**DO THIS**.
Gather every line of the records that contains the string "swatch", matching case exactly.

Page element annotations:
######

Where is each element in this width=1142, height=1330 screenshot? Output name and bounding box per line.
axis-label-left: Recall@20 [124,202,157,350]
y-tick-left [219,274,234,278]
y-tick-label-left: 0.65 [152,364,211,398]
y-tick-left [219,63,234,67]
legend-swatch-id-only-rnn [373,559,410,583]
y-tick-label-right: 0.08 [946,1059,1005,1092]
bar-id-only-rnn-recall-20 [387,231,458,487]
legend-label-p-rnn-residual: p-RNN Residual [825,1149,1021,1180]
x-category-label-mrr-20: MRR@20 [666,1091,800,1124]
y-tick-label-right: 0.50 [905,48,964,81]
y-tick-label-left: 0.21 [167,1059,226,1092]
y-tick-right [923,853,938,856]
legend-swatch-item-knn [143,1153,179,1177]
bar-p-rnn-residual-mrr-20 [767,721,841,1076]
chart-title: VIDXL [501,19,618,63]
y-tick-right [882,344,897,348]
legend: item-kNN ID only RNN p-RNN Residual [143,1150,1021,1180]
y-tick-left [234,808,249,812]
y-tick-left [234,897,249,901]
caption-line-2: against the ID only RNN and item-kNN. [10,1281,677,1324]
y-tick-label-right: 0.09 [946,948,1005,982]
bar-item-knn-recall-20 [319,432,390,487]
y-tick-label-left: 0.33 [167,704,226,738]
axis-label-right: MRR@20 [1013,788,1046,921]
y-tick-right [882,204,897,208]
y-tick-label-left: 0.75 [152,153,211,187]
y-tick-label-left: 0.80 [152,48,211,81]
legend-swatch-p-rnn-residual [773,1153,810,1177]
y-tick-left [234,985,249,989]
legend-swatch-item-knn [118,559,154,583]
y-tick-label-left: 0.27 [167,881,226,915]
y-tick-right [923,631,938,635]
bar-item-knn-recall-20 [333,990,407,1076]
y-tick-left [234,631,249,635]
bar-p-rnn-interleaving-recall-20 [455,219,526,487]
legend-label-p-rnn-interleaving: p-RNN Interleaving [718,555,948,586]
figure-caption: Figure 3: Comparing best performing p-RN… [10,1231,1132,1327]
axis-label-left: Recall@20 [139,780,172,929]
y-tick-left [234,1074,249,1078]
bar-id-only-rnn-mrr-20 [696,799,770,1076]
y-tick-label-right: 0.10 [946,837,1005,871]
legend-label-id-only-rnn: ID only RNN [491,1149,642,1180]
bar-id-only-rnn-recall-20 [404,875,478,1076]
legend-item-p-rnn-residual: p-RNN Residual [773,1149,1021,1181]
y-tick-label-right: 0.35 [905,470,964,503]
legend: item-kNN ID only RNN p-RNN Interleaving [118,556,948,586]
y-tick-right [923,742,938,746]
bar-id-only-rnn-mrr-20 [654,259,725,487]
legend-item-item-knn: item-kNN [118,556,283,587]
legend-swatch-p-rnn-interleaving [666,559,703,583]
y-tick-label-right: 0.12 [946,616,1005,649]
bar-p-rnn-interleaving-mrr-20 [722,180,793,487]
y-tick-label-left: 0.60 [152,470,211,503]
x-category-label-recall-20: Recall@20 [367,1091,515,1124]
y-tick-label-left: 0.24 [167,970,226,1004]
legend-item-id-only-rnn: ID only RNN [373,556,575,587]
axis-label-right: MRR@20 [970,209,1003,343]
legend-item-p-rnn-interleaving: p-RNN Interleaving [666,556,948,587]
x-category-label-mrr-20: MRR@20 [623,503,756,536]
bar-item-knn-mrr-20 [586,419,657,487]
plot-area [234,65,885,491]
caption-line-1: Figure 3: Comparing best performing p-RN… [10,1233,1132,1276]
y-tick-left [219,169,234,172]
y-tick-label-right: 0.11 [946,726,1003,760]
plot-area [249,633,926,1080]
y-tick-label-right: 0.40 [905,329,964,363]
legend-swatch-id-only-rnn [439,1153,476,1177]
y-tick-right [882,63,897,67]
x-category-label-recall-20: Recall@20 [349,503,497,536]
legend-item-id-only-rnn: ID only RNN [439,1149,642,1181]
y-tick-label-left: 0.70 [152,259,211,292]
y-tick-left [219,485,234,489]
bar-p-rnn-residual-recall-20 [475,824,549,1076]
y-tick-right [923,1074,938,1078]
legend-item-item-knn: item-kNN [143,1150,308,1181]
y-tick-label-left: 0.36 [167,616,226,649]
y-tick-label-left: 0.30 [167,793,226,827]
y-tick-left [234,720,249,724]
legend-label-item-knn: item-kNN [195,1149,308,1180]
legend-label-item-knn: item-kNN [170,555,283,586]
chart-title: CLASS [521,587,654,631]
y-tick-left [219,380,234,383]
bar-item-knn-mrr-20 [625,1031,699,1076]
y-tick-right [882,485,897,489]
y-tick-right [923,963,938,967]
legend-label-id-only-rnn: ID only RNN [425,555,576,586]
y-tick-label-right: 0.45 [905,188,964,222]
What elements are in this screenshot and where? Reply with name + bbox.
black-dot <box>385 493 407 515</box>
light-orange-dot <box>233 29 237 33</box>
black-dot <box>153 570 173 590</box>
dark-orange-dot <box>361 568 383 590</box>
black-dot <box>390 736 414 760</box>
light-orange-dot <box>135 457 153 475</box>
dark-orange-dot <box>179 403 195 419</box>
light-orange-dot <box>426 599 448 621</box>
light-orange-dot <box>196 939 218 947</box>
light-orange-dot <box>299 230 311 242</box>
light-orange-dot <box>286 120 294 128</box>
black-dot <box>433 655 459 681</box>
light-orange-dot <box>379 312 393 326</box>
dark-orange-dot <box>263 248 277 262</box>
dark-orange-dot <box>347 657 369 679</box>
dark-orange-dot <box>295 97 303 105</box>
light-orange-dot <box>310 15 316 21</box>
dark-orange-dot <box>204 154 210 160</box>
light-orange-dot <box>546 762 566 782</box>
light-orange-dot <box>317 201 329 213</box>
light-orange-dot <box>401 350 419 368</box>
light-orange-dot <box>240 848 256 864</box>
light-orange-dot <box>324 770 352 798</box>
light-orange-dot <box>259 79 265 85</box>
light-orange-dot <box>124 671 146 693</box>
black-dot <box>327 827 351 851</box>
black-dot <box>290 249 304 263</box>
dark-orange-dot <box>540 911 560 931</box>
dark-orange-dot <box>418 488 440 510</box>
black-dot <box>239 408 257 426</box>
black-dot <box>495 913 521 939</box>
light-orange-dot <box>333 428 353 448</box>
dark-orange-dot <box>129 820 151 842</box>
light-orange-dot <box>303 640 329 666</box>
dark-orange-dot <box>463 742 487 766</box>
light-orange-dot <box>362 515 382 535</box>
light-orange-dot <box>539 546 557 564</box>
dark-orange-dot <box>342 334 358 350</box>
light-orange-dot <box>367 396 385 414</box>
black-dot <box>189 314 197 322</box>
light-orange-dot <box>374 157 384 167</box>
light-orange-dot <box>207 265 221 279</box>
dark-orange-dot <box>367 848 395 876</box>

######

**CORRECT OUTPUT**.
legend-swatch-id-only-rnn [373,559,410,583]
legend-swatch-item-knn [143,1153,179,1177]
legend-swatch-p-rnn-residual [773,1153,810,1177]
legend-swatch-item-knn [118,559,154,583]
legend-swatch-p-rnn-interleaving [666,559,703,583]
legend-swatch-id-only-rnn [439,1153,476,1177]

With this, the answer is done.